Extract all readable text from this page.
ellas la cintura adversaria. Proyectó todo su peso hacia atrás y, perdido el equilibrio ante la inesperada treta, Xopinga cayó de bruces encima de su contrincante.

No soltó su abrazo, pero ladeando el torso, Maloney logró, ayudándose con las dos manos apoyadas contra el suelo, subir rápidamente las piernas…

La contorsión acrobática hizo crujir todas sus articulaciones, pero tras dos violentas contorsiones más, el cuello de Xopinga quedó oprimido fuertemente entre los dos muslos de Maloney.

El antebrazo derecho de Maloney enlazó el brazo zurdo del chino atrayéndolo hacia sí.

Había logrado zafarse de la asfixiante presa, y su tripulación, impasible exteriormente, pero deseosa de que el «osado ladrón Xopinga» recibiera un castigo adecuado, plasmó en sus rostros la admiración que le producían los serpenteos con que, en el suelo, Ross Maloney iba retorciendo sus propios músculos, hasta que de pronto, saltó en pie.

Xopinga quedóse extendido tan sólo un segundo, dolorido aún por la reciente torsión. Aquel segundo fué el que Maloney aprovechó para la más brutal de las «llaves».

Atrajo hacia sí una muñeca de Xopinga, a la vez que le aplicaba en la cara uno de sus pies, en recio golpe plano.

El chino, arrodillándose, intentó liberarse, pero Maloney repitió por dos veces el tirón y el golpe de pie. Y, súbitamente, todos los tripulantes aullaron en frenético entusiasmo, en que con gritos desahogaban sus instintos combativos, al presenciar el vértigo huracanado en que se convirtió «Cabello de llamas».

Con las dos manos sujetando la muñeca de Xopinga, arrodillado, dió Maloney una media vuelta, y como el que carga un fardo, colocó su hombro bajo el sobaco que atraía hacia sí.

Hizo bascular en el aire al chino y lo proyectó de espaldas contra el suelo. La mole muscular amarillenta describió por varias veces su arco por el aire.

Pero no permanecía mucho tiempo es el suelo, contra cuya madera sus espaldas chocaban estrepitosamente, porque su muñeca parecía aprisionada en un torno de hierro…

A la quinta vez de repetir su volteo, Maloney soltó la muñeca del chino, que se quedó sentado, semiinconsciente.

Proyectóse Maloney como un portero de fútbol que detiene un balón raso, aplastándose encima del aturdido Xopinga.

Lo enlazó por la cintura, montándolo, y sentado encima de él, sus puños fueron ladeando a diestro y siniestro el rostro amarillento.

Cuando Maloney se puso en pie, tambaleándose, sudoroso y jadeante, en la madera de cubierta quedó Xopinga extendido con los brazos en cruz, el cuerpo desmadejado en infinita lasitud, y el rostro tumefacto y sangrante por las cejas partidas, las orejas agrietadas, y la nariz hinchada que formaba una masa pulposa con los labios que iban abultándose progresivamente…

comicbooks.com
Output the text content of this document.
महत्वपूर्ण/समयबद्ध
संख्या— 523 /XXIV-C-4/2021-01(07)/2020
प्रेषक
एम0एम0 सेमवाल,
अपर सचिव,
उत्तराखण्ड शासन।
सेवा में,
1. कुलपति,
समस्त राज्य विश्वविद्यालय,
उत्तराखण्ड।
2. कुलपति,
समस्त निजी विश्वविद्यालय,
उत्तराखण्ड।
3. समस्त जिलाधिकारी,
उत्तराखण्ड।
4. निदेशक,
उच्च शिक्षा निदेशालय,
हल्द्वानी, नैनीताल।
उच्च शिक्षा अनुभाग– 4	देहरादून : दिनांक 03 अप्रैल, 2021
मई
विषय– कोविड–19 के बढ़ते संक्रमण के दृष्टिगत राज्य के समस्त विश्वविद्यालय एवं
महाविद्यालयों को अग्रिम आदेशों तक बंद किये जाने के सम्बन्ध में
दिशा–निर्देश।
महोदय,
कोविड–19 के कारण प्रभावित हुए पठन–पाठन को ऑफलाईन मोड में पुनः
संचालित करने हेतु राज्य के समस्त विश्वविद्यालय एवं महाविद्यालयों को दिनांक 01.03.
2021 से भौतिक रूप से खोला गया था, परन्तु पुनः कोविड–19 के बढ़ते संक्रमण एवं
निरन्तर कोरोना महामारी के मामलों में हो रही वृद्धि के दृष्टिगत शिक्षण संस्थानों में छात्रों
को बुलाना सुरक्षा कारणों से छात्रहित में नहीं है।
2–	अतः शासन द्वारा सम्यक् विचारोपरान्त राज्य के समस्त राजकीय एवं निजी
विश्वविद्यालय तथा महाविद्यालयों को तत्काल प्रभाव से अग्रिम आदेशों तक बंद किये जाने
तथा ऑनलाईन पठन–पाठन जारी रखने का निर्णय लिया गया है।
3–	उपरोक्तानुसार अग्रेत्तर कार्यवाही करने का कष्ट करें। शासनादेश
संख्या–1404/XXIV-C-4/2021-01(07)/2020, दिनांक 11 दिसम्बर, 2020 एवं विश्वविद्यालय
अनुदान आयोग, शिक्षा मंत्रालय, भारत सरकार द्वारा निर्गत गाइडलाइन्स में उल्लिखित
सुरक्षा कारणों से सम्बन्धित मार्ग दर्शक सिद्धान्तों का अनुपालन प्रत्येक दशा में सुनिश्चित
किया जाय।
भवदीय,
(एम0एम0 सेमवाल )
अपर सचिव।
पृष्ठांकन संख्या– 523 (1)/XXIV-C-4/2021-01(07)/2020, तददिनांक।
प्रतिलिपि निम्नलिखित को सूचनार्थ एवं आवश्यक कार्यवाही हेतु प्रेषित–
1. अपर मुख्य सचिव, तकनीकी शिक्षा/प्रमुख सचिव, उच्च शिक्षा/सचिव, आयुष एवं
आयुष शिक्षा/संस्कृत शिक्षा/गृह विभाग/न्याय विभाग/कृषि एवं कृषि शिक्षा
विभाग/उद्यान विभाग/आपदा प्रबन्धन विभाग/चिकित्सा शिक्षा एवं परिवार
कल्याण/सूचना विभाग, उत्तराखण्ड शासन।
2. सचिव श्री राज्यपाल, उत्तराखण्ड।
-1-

********************

▶ **What to produce**
Go through the records above and set each one down exactly, please.

▶ **Final result**
Extract all readable text from this page.
ellas la cintura adversaria. Proyectó todo su peso hacia atrás y, perdido el equilibrio ante la inesperada treta, Xopinga cayó de bruces encima de su contrincante.

No soltó su abrazo, pero ladeando el torso, Maloney logró, ayudándose con las dos manos apoyadas contra el suelo, subir rápidamente las piernas…

La contorsión acrobática hizo crujir todas sus articulaciones, pero tras dos violentas contorsiones más, el cuello de Xopinga quedó oprimido fuertemente entre los dos muslos de Maloney.

El antebrazo derecho de Maloney enlazó el brazo zurdo del chino atrayéndolo hacia sí.

Había logrado zafarse de la asfixiante presa, y su tripulación, impasible exteriormente, pero deseosa de que el «osado ladrón Xopinga» recibiera un castigo adecuado, plasmó en sus rostros la admiración que le producían los serpenteos con que, en el suelo, Ross Maloney iba retorciendo sus propios músculos, hasta que de pronto, saltó en pie.

Xopinga quedóse extendido tan sólo un segundo, dolorido aún por la reciente torsión. Aquel segundo fué el que Maloney aprovechó para la más brutal de las «llaves».

Atrajo hacia sí una muñeca de Xopinga, a la vez que le aplicaba en la cara uno de sus pies, en recio golpe plano.

El chino, arrodillándose, intentó liberarse, pero Maloney repitió por dos veces el tirón y el golpe de pie. Y, súbitamente, todos los tripulantes aullaron en frenético entusiasmo, en que con gritos desahogaban sus instintos combativos, al presenciar el vértigo huracanado en que se convirtió «Cabello de llamas».

Con las dos manos sujetando la muñeca de Xopinga, arrodillado, dió Maloney una media vuelta, y como el que carga un fardo, colocó su hombro bajo el sobaco que atraía hacia sí.

Hizo bascular en el aire al chino y lo proyectó de espaldas contra el suelo. La mole muscular amarillenta describió por varias veces su arco por el aire.

Pero no permanecía mucho tiempo es el suelo, contra cuya madera sus espaldas chocaban estrepitosamente, porque su muñeca parecía aprisionada en un torno de hierro…

A la quinta vez de repetir su volteo, Maloney soltó la muñeca del chino, que se quedó sentado, semiinconsciente.

Proyectóse Maloney como un portero de fútbol que detiene un balón raso, aplastándose encima del aturdido Xopinga.

Lo enlazó por la cintura, montándolo, y sentado encima de él, sus puños fueron ladeando a diestro y siniestro el rostro amarillento.

Cuando Maloney se puso en pie, tambaleándose, sudoroso y jadeante, en la madera de cubierta quedó Xopinga extendido con los brazos en cruz, el cuerpo desmadejado en infinita lasitud, y el rostro tumefacto y sangrante por las cejas partidas, las orejas agrietadas, y la nariz hinchada que formaba una masa pulposa con los labios que iban abultándose progresivamente…

comicbooks.com
Output the text content of this document.
महत्वपूर्ण/समयबद्ध
संख्या— 523 /XXIV-C-4/2021-01(07)/2020
प्रेषक
एम0एम0 सेमवाल,
अपर सचिव,
उत्तराखण्ड शासन।
सेवा में,
1. कुलपति,
समस्त राज्य विश्वविद्यालय,
उत्तराखण्ड।
2. कुलपति,
समस्त निजी विश्वविद्यालय,
उत्तराखण्ड।
3. समस्त जिलाधिकारी,
उत्तराखण्ड।
4. निदेशक,
उच्च शिक्षा निदेशालय,
हल्द्वानी, नैनीताल।
उच्च शिक्षा अनुभाग– 4	देहरादून : दिनांक 03 अप्रैल, 2021
मई
विषय– कोविड–19 के बढ़ते संक्रमण के दृष्टिगत राज्य के समस्त विश्वविद्यालय एवं
महाविद्यालयों को अग्रिम आदेशों तक बंद किये जाने के सम्बन्ध में
दिशा–निर्देश।
महोदय,
कोविड–19 के कारण प्रभावित हुए पठन–पाठन को ऑफलाईन मोड में पुनः
संचालित करने हेतु राज्य के समस्त विश्वविद्यालय एवं महाविद्यालयों को दिनांक 01.03.
2021 से भौतिक रूप से खोला गया था, परन्तु पुनः कोविड–19 के बढ़ते संक्रमण एवं
निरन्तर कोरोना महामारी के मामलों में हो रही वृद्धि के दृष्टिगत शिक्षण संस्थानों में छात्रों
को बुलाना सुरक्षा कारणों से छात्रहित में नहीं है।
2–	अतः शासन द्वारा सम्यक् विचारोपरान्त राज्य के समस्त राजकीय एवं निजी
विश्वविद्यालय तथा महाविद्यालयों को तत्काल प्रभाव से अग्रिम आदेशों तक बंद किये जाने
तथा ऑनलाईन पठन–पाठन जारी रखने का निर्णय लिया गया है।
3–	उपरोक्तानुसार अग्रेत्तर कार्यवाही करने का कष्ट करें। शासनादेश
संख्या–1404/XXIV-C-4/2021-01(07)/2020, दिनांक 11 दिसम्बर, 2020 एवं विश्वविद्यालय
अनुदान आयोग, शिक्षा मंत्रालय, भारत सरकार द्वारा निर्गत गाइडलाइन्स में उल्लिखित
सुरक्षा कारणों से सम्बन्धित मार्ग दर्शक सिद्धान्तों का अनुपालन प्रत्येक दशा में सुनिश्चित
किया जाय।
भवदीय,
(एम0एम0 सेमवाल )
अपर सचिव।
पृष्ठांकन संख्या– 523 (1)/XXIV-C-4/2021-01(07)/2020, तददिनांक।
प्रतिलिपि निम्नलिखित को सूचनार्थ एवं आवश्यक कार्यवाही हेतु प्रेषित–
1. अपर मुख्य सचिव, तकनीकी शिक्षा/प्रमुख सचिव, उच्च शिक्षा/सचिव, आयुष एवं
आयुष शिक्षा/संस्कृत शिक्षा/गृह विभाग/न्याय विभाग/कृषि एवं कृषि शिक्षा
विभाग/उद्यान विभाग/आपदा प्रबन्धन विभाग/चिकित्सा शिक्षा एवं परिवार
कल्याण/सूचना विभाग, उत्तराखण्ड शासन।
2. सचिव श्री राज्यपाल, उत्तराखण्ड।
-1-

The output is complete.